[Extracted data entries]
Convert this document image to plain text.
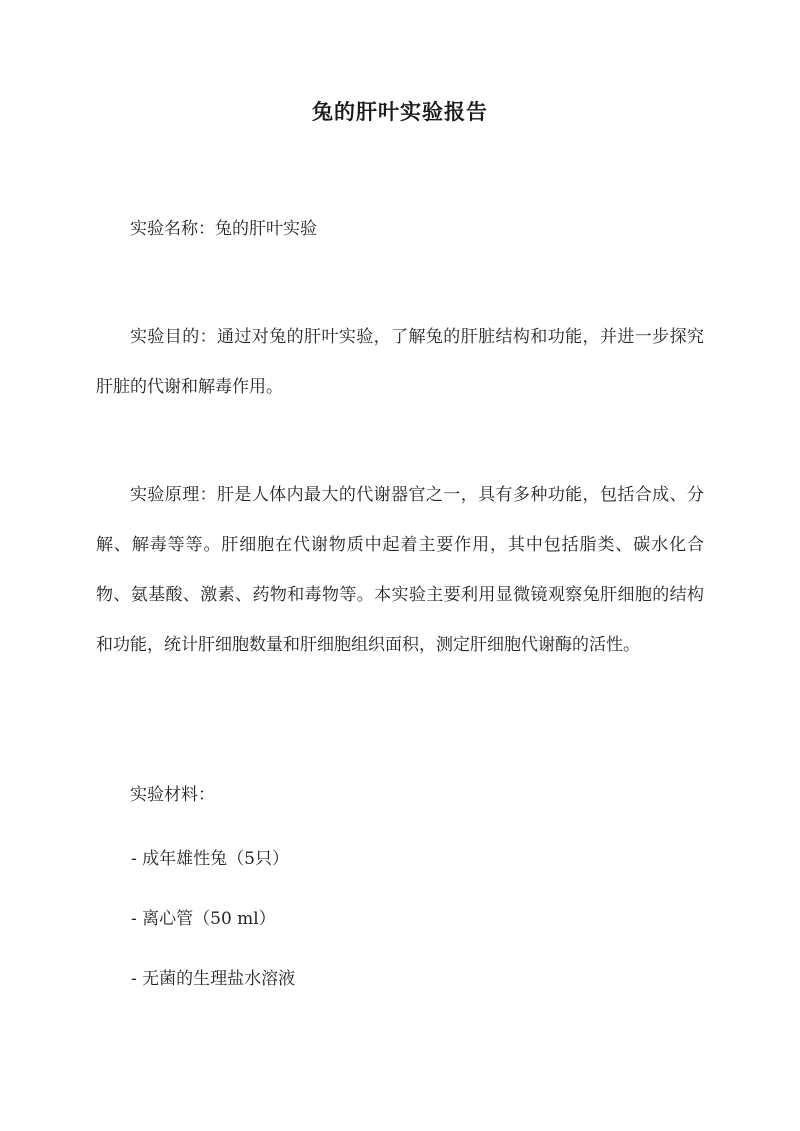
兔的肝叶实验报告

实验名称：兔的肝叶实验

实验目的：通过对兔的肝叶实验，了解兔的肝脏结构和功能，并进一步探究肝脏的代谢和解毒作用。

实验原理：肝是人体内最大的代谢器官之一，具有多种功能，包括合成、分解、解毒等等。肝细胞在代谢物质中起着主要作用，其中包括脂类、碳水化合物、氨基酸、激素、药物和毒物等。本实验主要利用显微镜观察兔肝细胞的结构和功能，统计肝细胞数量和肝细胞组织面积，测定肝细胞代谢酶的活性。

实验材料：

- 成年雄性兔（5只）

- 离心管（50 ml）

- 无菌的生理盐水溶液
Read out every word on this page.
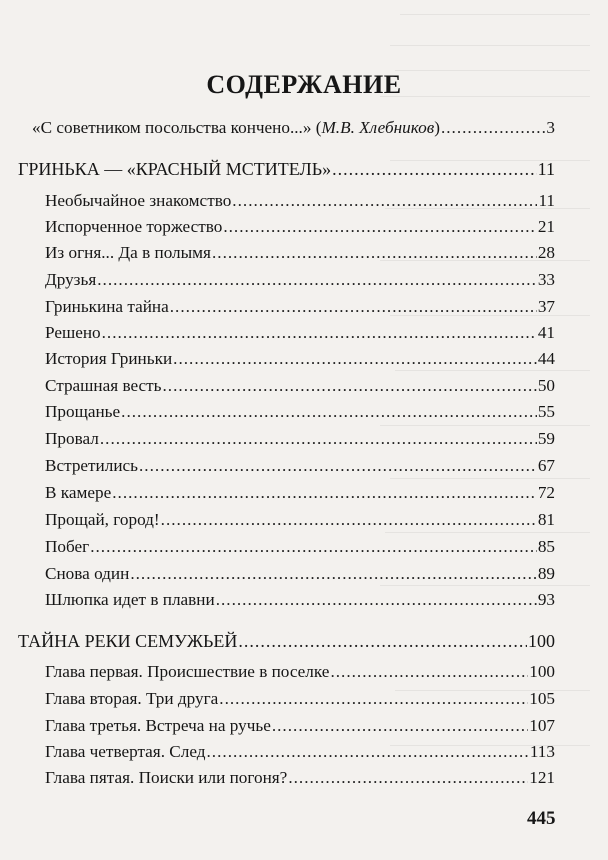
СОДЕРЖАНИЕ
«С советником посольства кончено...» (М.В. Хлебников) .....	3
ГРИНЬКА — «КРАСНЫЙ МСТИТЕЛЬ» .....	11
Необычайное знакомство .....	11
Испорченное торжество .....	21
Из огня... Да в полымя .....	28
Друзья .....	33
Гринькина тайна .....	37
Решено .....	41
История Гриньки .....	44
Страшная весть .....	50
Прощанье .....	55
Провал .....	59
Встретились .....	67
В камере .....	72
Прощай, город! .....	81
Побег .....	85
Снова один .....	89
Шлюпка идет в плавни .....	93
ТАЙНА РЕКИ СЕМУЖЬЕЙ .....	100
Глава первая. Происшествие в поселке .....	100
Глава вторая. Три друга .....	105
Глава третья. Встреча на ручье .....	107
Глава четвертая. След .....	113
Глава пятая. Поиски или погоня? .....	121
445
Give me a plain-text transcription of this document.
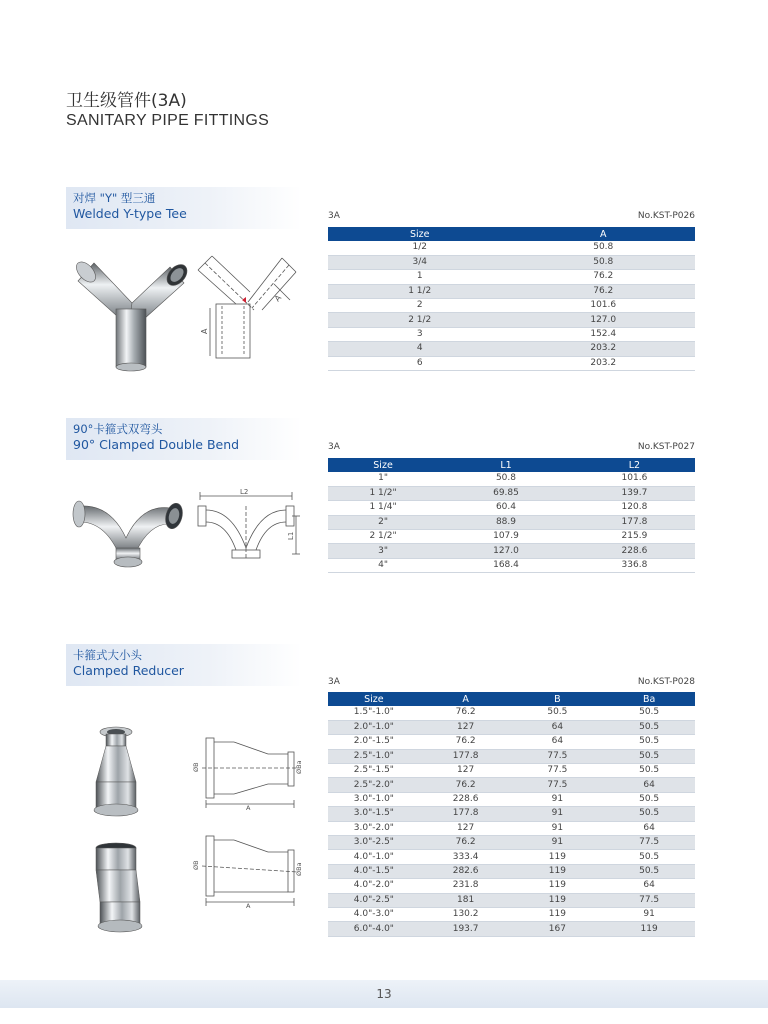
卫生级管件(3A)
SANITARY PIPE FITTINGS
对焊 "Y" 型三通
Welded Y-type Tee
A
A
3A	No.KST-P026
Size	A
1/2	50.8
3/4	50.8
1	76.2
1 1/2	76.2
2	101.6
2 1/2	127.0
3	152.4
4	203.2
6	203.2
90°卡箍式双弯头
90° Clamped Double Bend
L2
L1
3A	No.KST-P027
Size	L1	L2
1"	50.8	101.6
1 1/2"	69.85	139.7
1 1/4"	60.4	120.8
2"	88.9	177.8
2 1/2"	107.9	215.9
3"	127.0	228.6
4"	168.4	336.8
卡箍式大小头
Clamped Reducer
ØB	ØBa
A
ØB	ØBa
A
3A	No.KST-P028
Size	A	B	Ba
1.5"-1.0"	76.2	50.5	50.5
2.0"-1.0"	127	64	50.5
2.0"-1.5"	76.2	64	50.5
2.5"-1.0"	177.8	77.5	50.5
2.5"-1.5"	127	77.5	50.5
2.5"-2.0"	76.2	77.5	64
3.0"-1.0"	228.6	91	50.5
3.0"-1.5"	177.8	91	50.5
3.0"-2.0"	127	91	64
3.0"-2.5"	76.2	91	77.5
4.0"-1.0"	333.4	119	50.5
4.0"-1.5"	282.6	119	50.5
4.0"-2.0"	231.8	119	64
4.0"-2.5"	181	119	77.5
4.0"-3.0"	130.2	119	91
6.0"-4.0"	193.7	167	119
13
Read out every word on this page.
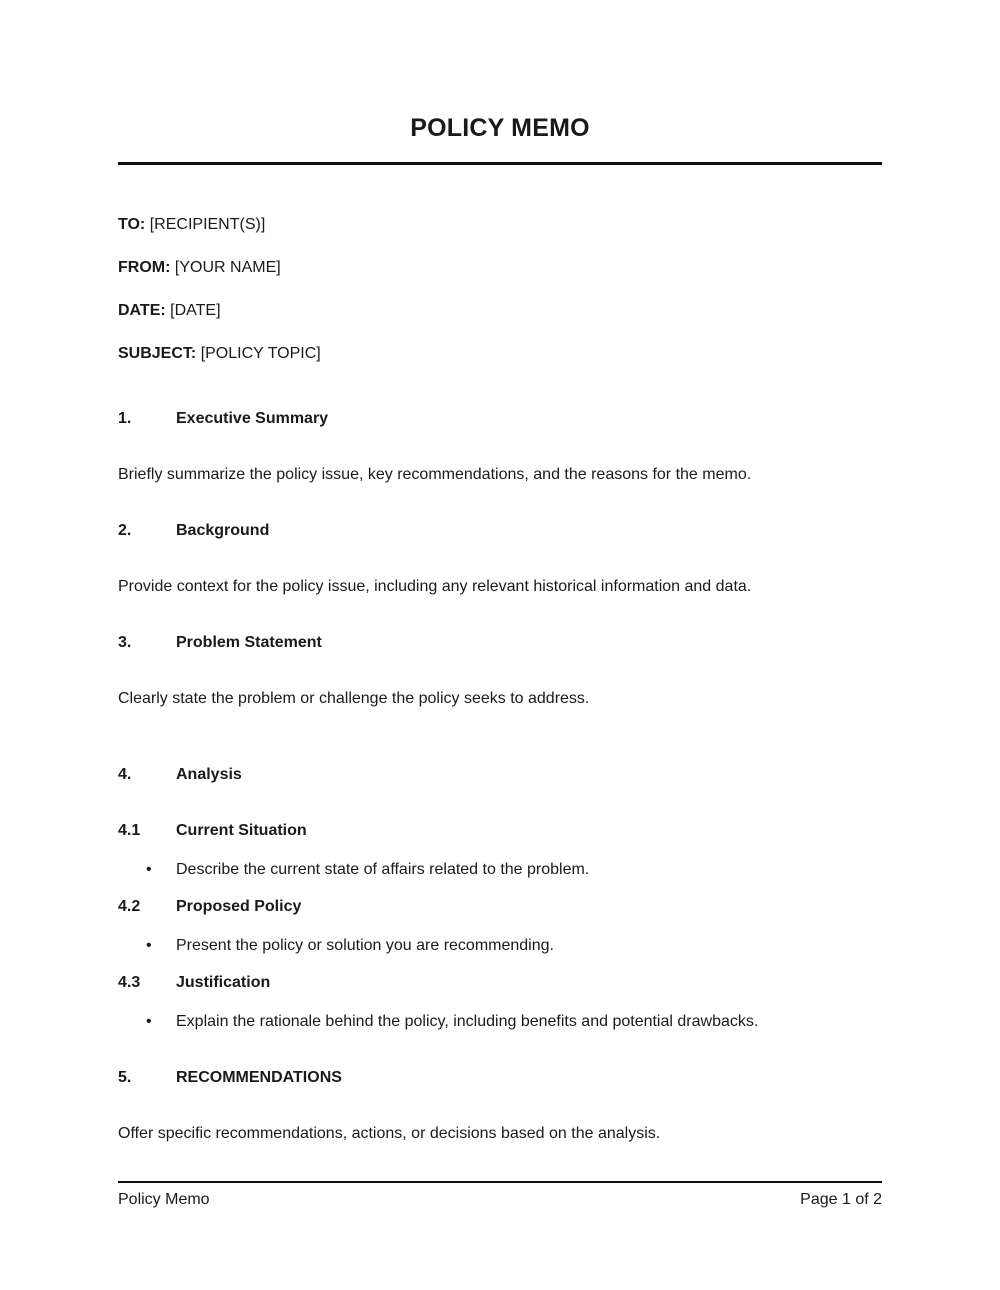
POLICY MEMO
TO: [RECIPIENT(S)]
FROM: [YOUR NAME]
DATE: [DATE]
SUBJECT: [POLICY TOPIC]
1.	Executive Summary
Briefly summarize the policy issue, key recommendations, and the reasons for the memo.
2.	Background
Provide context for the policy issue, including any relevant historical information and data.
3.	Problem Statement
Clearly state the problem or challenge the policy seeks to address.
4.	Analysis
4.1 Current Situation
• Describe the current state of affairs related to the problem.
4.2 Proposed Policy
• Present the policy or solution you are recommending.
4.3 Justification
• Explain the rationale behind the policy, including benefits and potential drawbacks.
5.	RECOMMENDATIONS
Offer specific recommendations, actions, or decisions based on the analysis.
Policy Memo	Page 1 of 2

# [OBJECTIVE]
All the records above need to be given again word for word. Skip the pictures.

# [WRITTEN RESPONSE]
Convert this document image to plain text.
兔的肝叶实验报告

实验名称：兔的肝叶实验

实验目的：通过对兔的肝叶实验，了解兔的肝脏结构和功能，并进一步探究肝脏的代谢和解毒作用。

实验原理：肝是人体内最大的代谢器官之一，具有多种功能，包括合成、分解、解毒等等。肝细胞在代谢物质中起着主要作用，其中包括脂类、碳水化合物、氨基酸、激素、药物和毒物等。本实验主要利用显微镜观察兔肝细胞的结构和功能，统计肝细胞数量和肝细胞组织面积，测定肝细胞代谢酶的活性。

实验材料：

- 成年雄性兔（5只）

- 离心管（50 ml）

- 无菌的生理盐水溶液
Read out every word on this page.
СОДЕРЖАНИЕ
«С советником посольства кончено...» (М.В. Хлебников) .....	3
ГРИНЬКА — «КРАСНЫЙ МСТИТЕЛЬ» .....	11
Необычайное знакомство .....	11
Испорченное торжество .....	21
Из огня... Да в полымя .....	28
Друзья .....	33
Гринькина тайна .....	37
Решено .....	41
История Гриньки .....	44
Страшная весть .....	50
Прощанье .....	55
Провал .....	59
Встретились .....	67
В камере .....	72
Прощай, город! .....	81
Побег .....	85
Снова один .....	89
Шлюпка идет в плавни .....	93
ТАЙНА РЕКИ СЕМУЖЬЕЙ .....	100
Глава первая. Происшествие в поселке .....	100
Глава вторая. Три друга .....	105
Глава третья. Встреча на ручье .....	107
Глава четвертая. След .....	113
Глава пятая. Поиски или погоня? .....	121
445
Give me a plain-text transcription of this document.
卫生级管件(3A)
SANITARY PIPE FITTINGS
对焊 "Y" 型三通
Welded Y-type Tee
A
A
3A	No.KST-P026
Size	A
1/2	50.8
3/4	50.8
1	76.2
1 1/2	76.2
2	101.6
2 1/2	127.0
3	152.4
4	203.2
6	203.2
90°卡箍式双弯头
90° Clamped Double Bend
L2
L1
3A	No.KST-P027
Size	L1	L2
1"	50.8	101.6
1 1/2"	69.85	139.7
1 1/4"	60.4	120.8
2"	88.9	177.8
2 1/2"	107.9	215.9
3"	127.0	228.6
4"	168.4	336.8
卡箍式大小头
Clamped Reducer
ØB	ØBa
A
ØB	ØBa
A
3A	No.KST-P028
Size	A	B	Ba
1.5"-1.0"	76.2	50.5	50.5
2.0"-1.0"	127	64	50.5
2.0"-1.5"	76.2	64	50.5
2.5"-1.0"	177.8	77.5	50.5
2.5"-1.5"	127	77.5	50.5
2.5"-2.0"	76.2	77.5	64
3.0"-1.0"	228.6	91	50.5
3.0"-1.5"	177.8	91	50.5
3.0"-2.0"	127	91	64
3.0"-2.5"	76.2	91	77.5
4.0"-1.0"	333.4	119	50.5
4.0"-1.5"	282.6	119	50.5
4.0"-2.0"	231.8	119	64
4.0"-2.5"	181	119	77.5
4.0"-3.0"	130.2	119	91
6.0"-4.0"	193.7	167	119
13
Read out every word on this page.
POLICY MEMO
TO: [RECIPIENT(S)]
FROM: [YOUR NAME]
DATE: [DATE]
SUBJECT: [POLICY TOPIC]
1.	Executive Summary
Briefly summarize the policy issue, key recommendations, and the reasons for the memo.
2.	Background
Provide context for the policy issue, including any relevant historical information and data.
3.	Problem Statement
Clearly state the problem or challenge the policy seeks to address.
4.	Analysis
4.1 Current Situation
• Describe the current state of affairs related to the problem.
4.2 Proposed Policy
• Present the policy or solution you are recommending.
4.3 Justification
• Explain the rationale behind the policy, including benefits and potential drawbacks.
5.	RECOMMENDATIONS
Offer specific recommendations, actions, or decisions based on the analysis.
Policy Memo	Page 1 of 2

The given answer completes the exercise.